Ein geschasster Ex-General und Ex-Staatssekretär bezichtigen den Verteidigungsminister de facto der Lüge. Helmut Königshaus, für die FDP im Untersuchungsausschuss, verweist auf den Einzigen, der noch Aufklärung leisten kann: Karl-Theodor zu Guttenberg selbst.

19.03.2010
    Tobias Armbrüster: Bis in die späten Nachtstunden hat der sogenannte Kundus-Untersuchungsausschuss getagt. Geladen waren zwei Männer, die von Anfang an gut informiert waren über die Bombardierung von zwei entführten Tanklastzügen im Kundus-Flussbecken im Norden von Afghanistan – zwei Männer, die wegen der Bombardierung aber auch ihre politische Karriere beenden mussten. Wolfgang Schneiderhan, ehemaliger Generalinspekteur der Bundeswehr, und Peter Wichert, Staatssekretär im Verteidigungsministerium, sie sollen Informationen zurückgehalten haben, so Verteidigungsminister zu Guttenberg. Deshalb hat er beide Ende 2009 entlassen. Was Schneiderhan und Wichert gestern im Ausschuss sagten, klang dagegen ganz anders. Zu Guttenberg sei zu jedem Zeitpunkt informiert gewesen, er wusste stets, was er wissen musste. – Am Telefon bin ich jetzt mit Helmut Königshaus verbunden. Er sitzt für die FDP im Untersuchungsausschuss. Schönen guten Morgen, Herr Königshaus.

    Helmut Königshaus: Schönen guten Morgen, Herr Armbrüster.

    Armbrüster: Nach den Aussagen gestern war es korrekt, dass Verteidigungsminister zu Guttenberg die Herren Wichert und Schneiderhan entlassen hat?

    Königshaus: Dazu müssen wir ihn ja erst auch noch mal selber hören. Wir haben jetzt insbesondere von Herrn Schneiderhan gehört, dass er selbst eigentlich alle Informationen, von denen er glaubte, dass sie militärisch und politisch notwendig sind, dass er sie wissen musste, übergeben hatte. Es ist ja so: Man kann natürlich nicht innere Vorgänge nachvollziehen, was den Minister nun veranlasst hat, sich schlecht informiert zu fühlen. Aber es ist klar, dass es nicht um die Frage ging und geht, welche Akten ihm nun physisch vorgelegen haben, denn die Akten waren im Ministerium natürlich vorhanden - Schneiderhan und Wichert waren ja seine engsten Mitarbeiter -, sondern es geht eben darum, was ihm über das, was in den Akten drinsteht, mitgeteilt wurde an Wesentlichem. Und dort – das muss man eben noch abwarten – fühlte er sich eben ganz offenkundig, so hat er uns das ja und auch den beiden gesagt, nicht ausreichend informiert.

(MATERIAL)
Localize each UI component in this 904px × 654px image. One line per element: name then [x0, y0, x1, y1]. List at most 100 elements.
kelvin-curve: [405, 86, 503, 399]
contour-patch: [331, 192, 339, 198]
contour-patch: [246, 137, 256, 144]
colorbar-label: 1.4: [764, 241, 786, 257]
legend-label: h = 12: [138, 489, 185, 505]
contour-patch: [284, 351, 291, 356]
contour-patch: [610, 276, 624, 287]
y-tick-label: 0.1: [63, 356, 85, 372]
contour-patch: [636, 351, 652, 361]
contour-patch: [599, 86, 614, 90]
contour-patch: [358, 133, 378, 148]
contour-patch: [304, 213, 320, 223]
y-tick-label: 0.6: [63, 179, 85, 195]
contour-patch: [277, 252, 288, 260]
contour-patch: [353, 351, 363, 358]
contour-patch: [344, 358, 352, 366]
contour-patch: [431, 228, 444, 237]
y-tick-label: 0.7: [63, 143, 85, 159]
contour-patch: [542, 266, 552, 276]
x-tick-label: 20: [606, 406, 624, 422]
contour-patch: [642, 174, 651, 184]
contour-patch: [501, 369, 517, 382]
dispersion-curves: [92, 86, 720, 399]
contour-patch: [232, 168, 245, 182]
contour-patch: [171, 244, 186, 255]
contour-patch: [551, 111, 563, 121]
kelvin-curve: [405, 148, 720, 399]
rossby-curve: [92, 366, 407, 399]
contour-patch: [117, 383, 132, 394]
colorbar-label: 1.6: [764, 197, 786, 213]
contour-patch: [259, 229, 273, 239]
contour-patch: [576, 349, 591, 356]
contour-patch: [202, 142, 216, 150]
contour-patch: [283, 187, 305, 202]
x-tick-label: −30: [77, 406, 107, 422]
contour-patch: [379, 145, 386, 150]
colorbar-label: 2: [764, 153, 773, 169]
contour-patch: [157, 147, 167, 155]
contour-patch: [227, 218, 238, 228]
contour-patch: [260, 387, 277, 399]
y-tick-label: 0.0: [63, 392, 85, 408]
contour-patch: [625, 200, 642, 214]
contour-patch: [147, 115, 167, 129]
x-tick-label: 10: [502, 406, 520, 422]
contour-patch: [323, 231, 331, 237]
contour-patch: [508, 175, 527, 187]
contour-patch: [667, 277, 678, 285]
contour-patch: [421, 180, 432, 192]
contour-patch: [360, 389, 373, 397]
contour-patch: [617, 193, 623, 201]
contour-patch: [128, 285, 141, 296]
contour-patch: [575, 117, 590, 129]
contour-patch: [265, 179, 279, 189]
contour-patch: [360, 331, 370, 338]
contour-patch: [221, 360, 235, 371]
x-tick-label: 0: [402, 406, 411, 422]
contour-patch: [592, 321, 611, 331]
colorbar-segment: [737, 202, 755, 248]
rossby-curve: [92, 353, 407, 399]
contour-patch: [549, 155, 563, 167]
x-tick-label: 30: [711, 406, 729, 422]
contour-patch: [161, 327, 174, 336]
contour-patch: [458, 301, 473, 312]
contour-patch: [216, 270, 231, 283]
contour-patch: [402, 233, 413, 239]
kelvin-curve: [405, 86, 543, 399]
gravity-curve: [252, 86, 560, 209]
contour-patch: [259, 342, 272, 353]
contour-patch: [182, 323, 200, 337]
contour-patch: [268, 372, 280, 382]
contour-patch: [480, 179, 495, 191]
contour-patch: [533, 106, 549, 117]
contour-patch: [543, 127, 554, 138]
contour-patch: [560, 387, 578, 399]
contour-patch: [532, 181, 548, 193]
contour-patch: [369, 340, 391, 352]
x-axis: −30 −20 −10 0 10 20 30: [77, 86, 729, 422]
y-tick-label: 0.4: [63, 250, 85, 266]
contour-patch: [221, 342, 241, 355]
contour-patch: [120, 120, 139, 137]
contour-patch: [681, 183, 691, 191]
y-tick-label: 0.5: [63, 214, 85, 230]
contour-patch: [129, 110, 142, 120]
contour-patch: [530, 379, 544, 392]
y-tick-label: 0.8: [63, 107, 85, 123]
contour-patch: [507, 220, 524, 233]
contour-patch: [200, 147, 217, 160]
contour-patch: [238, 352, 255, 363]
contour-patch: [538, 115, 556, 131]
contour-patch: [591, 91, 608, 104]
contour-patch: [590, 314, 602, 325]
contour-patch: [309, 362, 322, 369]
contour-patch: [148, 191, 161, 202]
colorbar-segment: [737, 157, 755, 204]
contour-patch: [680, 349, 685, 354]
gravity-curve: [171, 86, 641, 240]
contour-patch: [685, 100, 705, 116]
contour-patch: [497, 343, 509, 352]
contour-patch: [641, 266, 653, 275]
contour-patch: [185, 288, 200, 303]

(AUFGABENLISTE)
1 - Übernehmen Sie aus dem Interview zum Kundus-Ausschuss wortgetreu den Abschnitt von „Ein geschasster Ex-General“ bis „zu Guttenberg selbst.“.
2 - Entscheiden Sie für jede Aussage, ob sie mit dem Interview zum Kundus-Ausschuss übereinstimmt, und belegen Sie Ihr Ja oder Nein mit den ausschlaggebenden Worten des Interviews im genauen Wortlaut. (a) Schneiderhan und Wichert wurden Ende 2009 entlassen. (b) Königshaus gehört dem Untersuchungsausschuss für die SPD an. (c) Der Ausschuss tagte bis in die späten Nachtstunden.
3 - Schreiben Sie das Interview zum Kundus-Ausschuss im Anschluss an seinen letzten Satz weiter.
Die Einträge sind hierfür ohne Bedeutung.

(ERGEBNISSE JE AUFGABE)
1 -
Ein geschasster Ex-General und Ex-Staatssekretär bezichtigen den Verteidigungsminister de facto der Lüge. Helmut Königshaus, für die FDP im Untersuchungsausschuss, verweist auf den Einzigen, der noch Aufklärung leisten kann: Karl-Theodor zu Guttenberg selbst.

2 -
(a) Ja: „Deshalb hat er beide Ende 2009 entlassen.“
(b) Nein: „Er sitzt für die FDP im Untersuchungsausschuss.“
(c) Ja: „Bis in die späten Nachtstunden hat der sogenannte Kundus-Untersuchungsausschuss getagt.“

3 -
    Armbrüster: Was haben denn die beiden Ihrer Ansicht nach falsch gemacht?

    Königshaus: Ich weiß nicht, ob sie etwas falsch gemacht haben. Nach ihrer eigenen Darstellung nicht, und jetzt müssen wir hören, was der Minister dazu sagt. Entscheidend ist ja für das Vertrauen, das der Minister in seine politischen Beamten – und dazu gehören die beiden – natürlich hat, dass er selbst glaubt, dass er in Zukunft mit denen gut zusammenarbeiten kann, und das war offenbar nicht gegeben. Die beiden haben darüber natürlich ihre Enttäuschung sehr deutlich dargestellt, und das kann man ja auch nachvollziehen. Wer lässt sich so was schon gerne sagen? Aber bevor man den Minister selbst gehört hat zu diesem Thema, muss man eben dann doch noch abwarten, was man dazu dann letzten Endes als Entscheidung sagen könnte.

    Armbrüster: Aber ist es nicht erstaunlich, Herr Königshaus, dass die beiden Spitzenbeamten diesen Angriff für militärisch angemessen hielten, zu Guttenberg aber nicht?

    Königshaus: Zunächst mal hielt auch der Minister den Angriff ja für angemessen. Er ging ja sogar noch einen Schritt weiter und sagte, er sei auch notwendig gewesen.

    Armbrüster: ..., bis er diese Ansicht revidiert hat.

    Königshaus: ..., bis er diese Ansicht revidiert hat, und weshalb er diese Ansicht später revidiert hat, wissen wir ja noch nicht. Das wissen auch die beiden nicht, denn die waren ja zu dieser Zeit dann nicht mehr im Amt. Mit anderen Worten: Es geht auch schon ganz entscheidend darum, was der Minister selbst uns dann sagen wird, bevor man hier ein abschließendes Urteil geben kann. Was aber klar ist: Beide haben eben in der Tat – das ist der Kern ja auch dessen, was wir untersuchen wollen – sich über den militärischen Einsatz dort am Kundus-Fluss konkret geäußert, und beide haben gesagt, sie halten ihn für angemessen, für militärisch auch vertretbar und angemessen, und ich glaube, das ist ja auch eine ganz wichtige und zentrale Aussage.

    Armbrüster: Wenn wir jetzt darüber reden, welche Informationen wann zugänglich gemacht wurden, zeigt das alles nicht auch, dass im Verteidigungsministerium von Anfang an daran gearbeitet wurde, Einzelheiten zu dieser Bombardierung zurückzuhalten?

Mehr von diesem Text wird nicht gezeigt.